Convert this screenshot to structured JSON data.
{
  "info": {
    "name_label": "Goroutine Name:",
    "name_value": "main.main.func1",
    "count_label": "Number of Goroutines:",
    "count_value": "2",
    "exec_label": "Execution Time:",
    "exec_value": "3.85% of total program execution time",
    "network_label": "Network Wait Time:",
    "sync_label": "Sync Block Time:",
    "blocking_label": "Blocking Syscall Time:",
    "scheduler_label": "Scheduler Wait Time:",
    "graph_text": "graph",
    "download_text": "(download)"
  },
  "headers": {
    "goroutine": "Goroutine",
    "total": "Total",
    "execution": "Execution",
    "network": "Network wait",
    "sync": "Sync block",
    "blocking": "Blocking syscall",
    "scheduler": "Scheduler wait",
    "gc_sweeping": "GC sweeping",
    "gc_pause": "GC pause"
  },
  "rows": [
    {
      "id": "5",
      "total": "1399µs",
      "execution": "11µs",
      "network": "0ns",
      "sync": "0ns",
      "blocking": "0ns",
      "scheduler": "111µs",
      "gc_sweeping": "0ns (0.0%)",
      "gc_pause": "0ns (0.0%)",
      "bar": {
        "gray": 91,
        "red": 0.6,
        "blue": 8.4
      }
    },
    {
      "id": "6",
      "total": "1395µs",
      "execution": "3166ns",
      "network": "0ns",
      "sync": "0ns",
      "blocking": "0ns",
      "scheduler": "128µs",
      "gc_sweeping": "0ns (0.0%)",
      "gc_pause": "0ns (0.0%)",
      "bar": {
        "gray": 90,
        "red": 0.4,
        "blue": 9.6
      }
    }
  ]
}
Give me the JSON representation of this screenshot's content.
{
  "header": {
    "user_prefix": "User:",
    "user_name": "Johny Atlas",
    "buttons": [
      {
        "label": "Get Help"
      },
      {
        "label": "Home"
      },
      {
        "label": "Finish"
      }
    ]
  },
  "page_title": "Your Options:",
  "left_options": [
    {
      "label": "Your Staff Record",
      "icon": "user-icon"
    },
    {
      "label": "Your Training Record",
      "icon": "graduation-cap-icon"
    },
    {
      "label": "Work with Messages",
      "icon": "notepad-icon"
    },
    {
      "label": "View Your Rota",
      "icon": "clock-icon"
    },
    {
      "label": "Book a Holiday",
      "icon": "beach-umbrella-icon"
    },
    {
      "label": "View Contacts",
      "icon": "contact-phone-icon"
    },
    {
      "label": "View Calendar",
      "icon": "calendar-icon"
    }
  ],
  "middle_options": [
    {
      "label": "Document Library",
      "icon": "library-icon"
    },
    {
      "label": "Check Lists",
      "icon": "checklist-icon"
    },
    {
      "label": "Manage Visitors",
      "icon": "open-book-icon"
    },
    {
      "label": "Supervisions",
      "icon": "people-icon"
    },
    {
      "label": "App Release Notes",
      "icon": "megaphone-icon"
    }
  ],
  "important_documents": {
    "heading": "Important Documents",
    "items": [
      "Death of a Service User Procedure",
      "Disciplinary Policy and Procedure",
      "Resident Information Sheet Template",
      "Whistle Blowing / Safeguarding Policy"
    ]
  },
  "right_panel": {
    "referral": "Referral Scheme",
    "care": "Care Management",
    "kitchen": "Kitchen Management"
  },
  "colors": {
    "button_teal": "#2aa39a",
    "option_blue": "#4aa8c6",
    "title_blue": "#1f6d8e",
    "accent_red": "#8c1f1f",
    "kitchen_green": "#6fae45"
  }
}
════
THE PROBLEM: Work out the number of lines above that include the string "total" and write only that number.

RESULT BELOW: 4